## Goal
Work out how many lines of the listing hold the string "type". Answer with that number alone.

## Listing
(begin)
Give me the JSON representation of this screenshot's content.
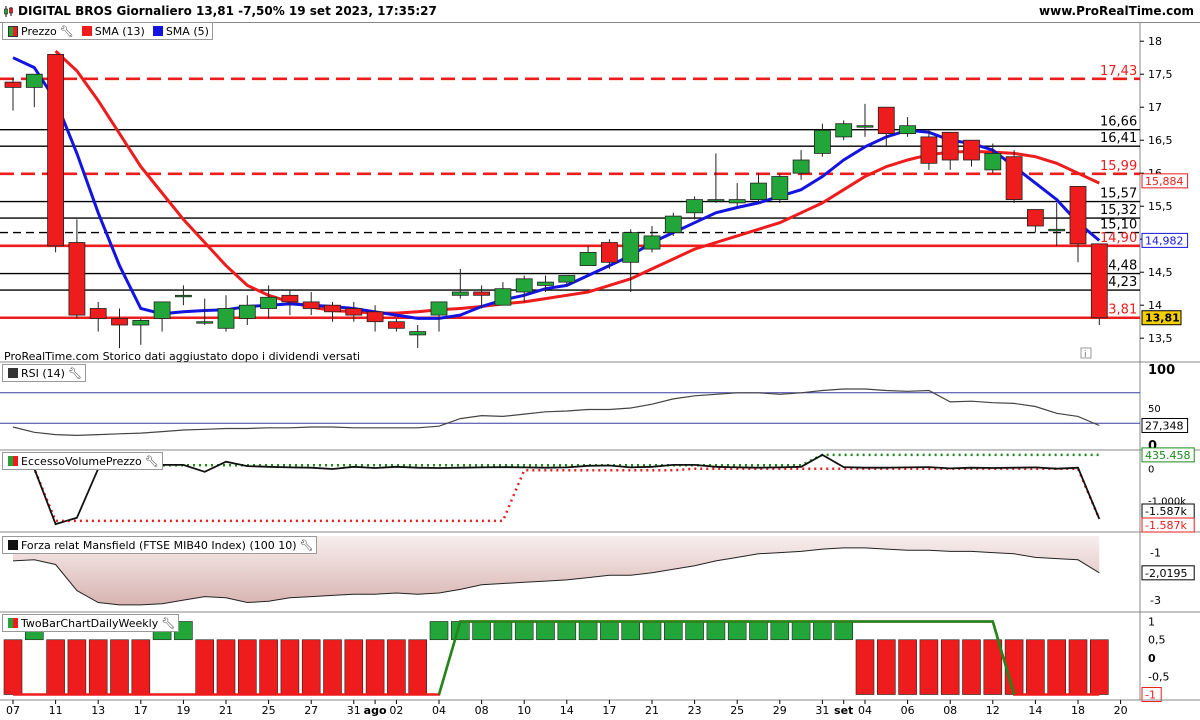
{
  "header": {
    "title": "DIGITAL BROS Giornaliero 13,81 -7,50% 19 set 2023, 17:35:27",
    "site": "www.ProRealTime.com"
  },
  "legends": {
    "price": [
      "Prezzo",
      "SMA (13)",
      "SMA (5)"
    ],
    "rsi": "RSI (14)",
    "volume": "EccessoVolumePrezzo",
    "mansfield": "Forza relat Mansfield (FTSE MIB40 Index) (100 10)",
    "twobar": "TwoBarChartDailyWeekly"
  },
  "note": "ProRealTime.com Storico dati aggiustato dopo i dividendi versati",
  "colors": {
    "up": "#22a63a",
    "down": "#ee1c1c",
    "sma13": "#ee1c1c",
    "sma5": "#1414e0",
    "bg": "#ffffff"
  },
  "chart_data": [
    {
      "type": "candlestick",
      "title": "DIGITAL BROS Giornaliero",
      "x_tick_labels": [
        "07",
        "11",
        "13",
        "17",
        "19",
        "21",
        "25",
        "27",
        "31",
        "ago",
        "02",
        "04",
        "08",
        "10",
        "14",
        "17",
        "21",
        "23",
        "25",
        "29",
        "31",
        "set",
        "04",
        "06",
        "08",
        "12",
        "14",
        "18",
        "20"
      ],
      "y_ticks": [
        "18",
        "17,5",
        "17",
        "16,5",
        "16",
        "15,5",
        "15",
        "14,5",
        "14",
        "13,5"
      ],
      "ylim": [
        13.2,
        18.2
      ],
      "candles": [
        {
          "o": 17.38,
          "h": 17.45,
          "l": 16.95,
          "c": 17.3
        },
        {
          "o": 17.3,
          "h": 17.5,
          "l": 17.0,
          "c": 17.5
        },
        {
          "o": 17.8,
          "h": 17.8,
          "l": 14.8,
          "c": 14.9
        },
        {
          "o": 14.95,
          "h": 15.3,
          "l": 13.8,
          "c": 13.85
        },
        {
          "o": 13.95,
          "h": 14.05,
          "l": 13.6,
          "c": 13.8
        },
        {
          "o": 13.8,
          "h": 13.95,
          "l": 13.35,
          "c": 13.7
        },
        {
          "o": 13.7,
          "h": 13.8,
          "l": 13.4,
          "c": 13.77
        },
        {
          "o": 13.8,
          "h": 14.05,
          "l": 13.6,
          "c": 14.05
        },
        {
          "o": 14.15,
          "h": 14.3,
          "l": 14.0,
          "c": 14.15
        },
        {
          "o": 13.75,
          "h": 14.1,
          "l": 13.7,
          "c": 13.75
        },
        {
          "o": 13.65,
          "h": 14.15,
          "l": 13.6,
          "c": 13.95
        },
        {
          "o": 13.8,
          "h": 14.15,
          "l": 13.7,
          "c": 14.0
        },
        {
          "o": 13.95,
          "h": 14.3,
          "l": 13.8,
          "c": 14.12
        },
        {
          "o": 14.15,
          "h": 14.22,
          "l": 13.85,
          "c": 14.05
        },
        {
          "o": 14.05,
          "h": 14.2,
          "l": 13.85,
          "c": 13.95
        },
        {
          "o": 14.0,
          "h": 14.05,
          "l": 13.75,
          "c": 13.9
        },
        {
          "o": 13.95,
          "h": 14.05,
          "l": 13.75,
          "c": 13.85
        },
        {
          "o": 13.9,
          "h": 14.0,
          "l": 13.6,
          "c": 13.75
        },
        {
          "o": 13.75,
          "h": 13.8,
          "l": 13.6,
          "c": 13.65
        },
        {
          "o": 13.55,
          "h": 13.7,
          "l": 13.35,
          "c": 13.6
        },
        {
          "o": 13.85,
          "h": 14.05,
          "l": 13.6,
          "c": 14.05
        },
        {
          "o": 14.15,
          "h": 14.55,
          "l": 14.1,
          "c": 14.2
        },
        {
          "o": 14.2,
          "h": 14.3,
          "l": 13.95,
          "c": 14.15
        },
        {
          "o": 14.0,
          "h": 14.35,
          "l": 14.0,
          "c": 14.25
        },
        {
          "o": 14.2,
          "h": 14.45,
          "l": 14.05,
          "c": 14.4
        },
        {
          "o": 14.3,
          "h": 14.45,
          "l": 14.2,
          "c": 14.35
        },
        {
          "o": 14.35,
          "h": 14.45,
          "l": 14.3,
          "c": 14.45
        },
        {
          "o": 14.6,
          "h": 14.9,
          "l": 14.6,
          "c": 14.8
        },
        {
          "o": 14.95,
          "h": 15.0,
          "l": 14.55,
          "c": 14.65
        },
        {
          "o": 14.65,
          "h": 15.15,
          "l": 14.2,
          "c": 15.1
        },
        {
          "o": 14.85,
          "h": 15.2,
          "l": 14.8,
          "c": 15.05
        },
        {
          "o": 15.1,
          "h": 15.4,
          "l": 15.05,
          "c": 15.35
        },
        {
          "o": 15.4,
          "h": 15.65,
          "l": 15.3,
          "c": 15.6
        },
        {
          "o": 15.6,
          "h": 16.3,
          "l": 15.55,
          "c": 15.6
        },
        {
          "o": 15.55,
          "h": 15.85,
          "l": 15.5,
          "c": 15.6
        },
        {
          "o": 15.6,
          "h": 16.0,
          "l": 15.55,
          "c": 15.85
        },
        {
          "o": 15.6,
          "h": 16.0,
          "l": 15.55,
          "c": 15.95
        },
        {
          "o": 16.0,
          "h": 16.35,
          "l": 15.9,
          "c": 16.2
        },
        {
          "o": 16.3,
          "h": 16.75,
          "l": 16.25,
          "c": 16.65
        },
        {
          "o": 16.55,
          "h": 16.8,
          "l": 16.5,
          "c": 16.75
        },
        {
          "o": 16.7,
          "h": 17.05,
          "l": 16.55,
          "c": 16.72
        },
        {
          "o": 17.0,
          "h": 17.0,
          "l": 16.4,
          "c": 16.6
        },
        {
          "o": 16.6,
          "h": 16.85,
          "l": 16.55,
          "c": 16.72
        },
        {
          "o": 16.55,
          "h": 16.65,
          "l": 16.05,
          "c": 16.15
        },
        {
          "o": 16.62,
          "h": 16.62,
          "l": 16.05,
          "c": 16.2
        },
        {
          "o": 16.5,
          "h": 16.5,
          "l": 16.1,
          "c": 16.2
        },
        {
          "o": 16.05,
          "h": 16.45,
          "l": 16.0,
          "c": 16.3
        },
        {
          "o": 16.25,
          "h": 16.35,
          "l": 15.55,
          "c": 15.6
        },
        {
          "o": 15.45,
          "h": 15.45,
          "l": 15.1,
          "c": 15.2
        },
        {
          "o": 15.15,
          "h": 15.55,
          "l": 14.9,
          "c": 15.15
        },
        {
          "o": 15.8,
          "h": 15.8,
          "l": 14.65,
          "c": 14.93
        },
        {
          "o": 14.93,
          "h": 14.93,
          "l": 13.7,
          "c": 13.81
        }
      ],
      "series": [
        {
          "name": "SMA (13)",
          "values": [
            null,
            null,
            17.85,
            17.55,
            17.1,
            16.6,
            16.1,
            15.7,
            15.3,
            14.95,
            14.6,
            14.3,
            14.15,
            14.05,
            13.97,
            13.92,
            13.9,
            13.88,
            13.88,
            13.9,
            13.93,
            13.95,
            13.98,
            14.02,
            14.05,
            14.1,
            14.15,
            14.2,
            14.3,
            14.4,
            14.55,
            14.7,
            14.85,
            14.95,
            15.05,
            15.15,
            15.25,
            15.4,
            15.55,
            15.75,
            15.95,
            16.1,
            16.2,
            16.28,
            16.32,
            16.33,
            16.32,
            16.3,
            16.25,
            16.15,
            16.0,
            15.85
          ]
        },
        {
          "name": "SMA (5)",
          "values": [
            17.75,
            17.6,
            17.1,
            16.3,
            15.4,
            14.6,
            13.95,
            13.87,
            13.9,
            13.92,
            13.93,
            13.98,
            14.0,
            14.02,
            14.0,
            13.98,
            13.95,
            13.9,
            13.85,
            13.8,
            13.8,
            13.85,
            13.98,
            14.08,
            14.15,
            14.25,
            14.3,
            14.45,
            14.6,
            14.75,
            14.95,
            15.1,
            15.25,
            15.4,
            15.48,
            15.55,
            15.65,
            15.75,
            15.95,
            16.2,
            16.4,
            16.55,
            16.65,
            16.62,
            16.5,
            16.45,
            16.35,
            16.1,
            15.85,
            15.6,
            15.25,
            14.98
          ]
        }
      ],
      "horizontal_lines": [
        {
          "label": "17,43",
          "value": 17.43,
          "style": "dashed",
          "color": "#ee1c1c"
        },
        {
          "label": "16,66",
          "value": 16.66,
          "style": "solid",
          "color": "#000000"
        },
        {
          "label": "16,41",
          "value": 16.41,
          "style": "solid",
          "color": "#000000"
        },
        {
          "label": "15,99",
          "value": 15.99,
          "style": "dashed",
          "color": "#ee1c1c"
        },
        {
          "label": "15,57",
          "value": 15.57,
          "style": "solid",
          "color": "#000000"
        },
        {
          "label": "15,32",
          "value": 15.32,
          "style": "solid",
          "color": "#000000"
        },
        {
          "label": "15,10",
          "value": 15.1,
          "style": "dashed",
          "color": "#000000"
        },
        {
          "label": "14,90",
          "value": 14.9,
          "style": "solid",
          "color": "#ee1c1c"
        },
        {
          "label": "14,48",
          "value": 14.48,
          "style": "solid",
          "color": "#000000"
        },
        {
          "label": "14,23",
          "value": 14.23,
          "style": "solid",
          "color": "#000000"
        },
        {
          "label": "13,81",
          "value": 13.81,
          "style": "solid",
          "color": "#ee1c1c"
        }
      ],
      "axis_badges": [
        {
          "label": "15,884",
          "value": 15.884,
          "color": "#ee1c1c",
          "fill": "#ffffff"
        },
        {
          "label": "14,982",
          "value": 14.982,
          "color": "#1414e0",
          "fill": "#ffffff"
        },
        {
          "label": "13,81",
          "value": 13.81,
          "color": "#000000",
          "fill": "#f5d000"
        }
      ]
    },
    {
      "type": "line",
      "title": "RSI (14)",
      "y_ticks": [
        "100",
        "50",
        "0"
      ],
      "ylim": [
        0,
        100
      ],
      "levels": [
        70,
        30
      ],
      "badge": "27,348",
      "values": [
        25,
        18,
        15,
        14,
        15,
        16,
        17,
        19,
        21,
        22,
        23,
        23,
        24,
        24,
        25,
        25,
        24,
        24,
        24,
        24,
        26,
        36,
        40,
        39,
        42,
        45,
        46,
        48,
        48,
        50,
        55,
        62,
        66,
        68,
        70,
        70,
        68,
        70,
        73,
        75,
        75,
        73,
        72,
        73,
        58,
        59,
        57,
        56,
        52,
        43,
        39,
        27
      ]
    },
    {
      "type": "line",
      "title": "EccessoVolumePrezzo",
      "y_ticks": [
        "0",
        "-1.000k"
      ],
      "ylim": [
        -2000,
        400
      ],
      "badges": [
        "435.458",
        "-1.587k",
        "-1.587k"
      ],
      "series": [
        {
          "name": "line",
          "values": [
            0,
            0,
            -1750,
            -1550,
            0,
            30,
            80,
            120,
            120,
            -100,
            220,
            80,
            60,
            40,
            30,
            -10,
            60,
            20,
            60,
            30,
            20,
            30,
            40,
            50,
            40,
            30,
            40,
            90,
            100,
            40,
            60,
            120,
            120,
            60,
            40,
            30,
            40,
            60,
            435,
            50,
            30,
            30,
            40,
            50,
            10,
            30,
            20,
            30,
            40,
            0,
            30,
            -1587
          ]
        },
        {
          "name": "signal",
          "values": [
            0,
            0,
            -1650,
            -1650,
            -1650,
            -1650,
            -1650,
            -1650,
            -1650,
            -1650,
            -1650,
            -1650,
            -1650,
            -1650,
            -1650,
            -1650,
            -1650,
            -1650,
            -1650,
            -1650,
            -1650,
            -1650,
            -1650,
            -1650,
            -50,
            -50,
            -50,
            -50,
            -50,
            -50,
            -50,
            -50,
            0,
            0,
            0,
            0,
            0,
            0,
            0,
            0,
            0,
            0,
            0,
            0,
            0,
            0,
            0,
            0,
            0,
            0,
            0,
            -1587
          ]
        },
        {
          "name": "upper",
          "values": [
            110,
            110,
            110,
            110,
            110,
            110,
            110,
            110,
            110,
            110,
            110,
            110,
            110,
            110,
            110,
            110,
            110,
            110,
            110,
            110,
            110,
            110,
            110,
            110,
            110,
            110,
            110,
            110,
            110,
            110,
            110,
            110,
            110,
            110,
            110,
            110,
            110,
            110,
            435,
            435,
            435,
            435,
            435,
            435,
            435,
            435,
            435,
            435,
            435,
            435,
            435,
            435
          ]
        }
      ]
    },
    {
      "type": "area",
      "title": "Forza relat Mansfield (FTSE MIB40 Index) (100 10)",
      "y_ticks": [
        "-1",
        "-3"
      ],
      "ylim": [
        -3.5,
        -0.3
      ],
      "badge": "-2,0195",
      "values": [
        -1.35,
        -1.3,
        -1.5,
        -2.6,
        -3.1,
        -3.2,
        -3.2,
        -3.15,
        -3.0,
        -2.85,
        -2.9,
        -3.1,
        -3.05,
        -2.9,
        -2.85,
        -2.8,
        -2.75,
        -2.75,
        -2.7,
        -2.75,
        -2.7,
        -2.55,
        -2.35,
        -2.3,
        -2.25,
        -2.2,
        -2.15,
        -2.05,
        -1.95,
        -1.95,
        -1.85,
        -1.7,
        -1.55,
        -1.35,
        -1.2,
        -1.05,
        -1.0,
        -0.95,
        -0.85,
        -0.8,
        -0.8,
        -0.85,
        -0.9,
        -0.9,
        -0.95,
        -0.95,
        -1.0,
        -1.05,
        -1.2,
        -1.25,
        -1.3,
        -1.85
      ]
    },
    {
      "type": "bar",
      "title": "TwoBarChartDailyWeekly",
      "y_ticks": [
        "1",
        "0,5",
        "0",
        "-0,5"
      ],
      "ylim": [
        -1.15,
        1.15
      ],
      "badge": "-1",
      "values": [
        -1,
        1,
        -1,
        -1,
        -1,
        -1,
        -1,
        1,
        1,
        -1,
        -1,
        -1,
        -1,
        -1,
        -1,
        -1,
        -1,
        -1,
        -1,
        -1,
        1,
        1,
        1,
        1,
        1,
        1,
        1,
        1,
        1,
        1,
        1,
        1,
        1,
        1,
        1,
        1,
        1,
        1,
        1,
        1,
        -1,
        -1,
        -1,
        -1,
        -1,
        -1,
        -1,
        -1,
        -1,
        -1,
        -1,
        -1
      ],
      "line": [
        -1,
        -1,
        -1,
        -1,
        -1,
        -1,
        -1,
        -1,
        -1,
        -1,
        -1,
        -1,
        -1,
        -1,
        -1,
        -1,
        -1,
        -1,
        -1,
        -1,
        -1,
        1,
        1,
        1,
        1,
        1,
        1,
        1,
        1,
        1,
        1,
        1,
        1,
        1,
        1,
        1,
        1,
        1,
        1,
        1,
        1,
        1,
        1,
        1,
        1,
        1,
        1,
        -1,
        -1,
        -1,
        -1,
        -1
      ]
    }
  ]
}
(end)
## Task answer
5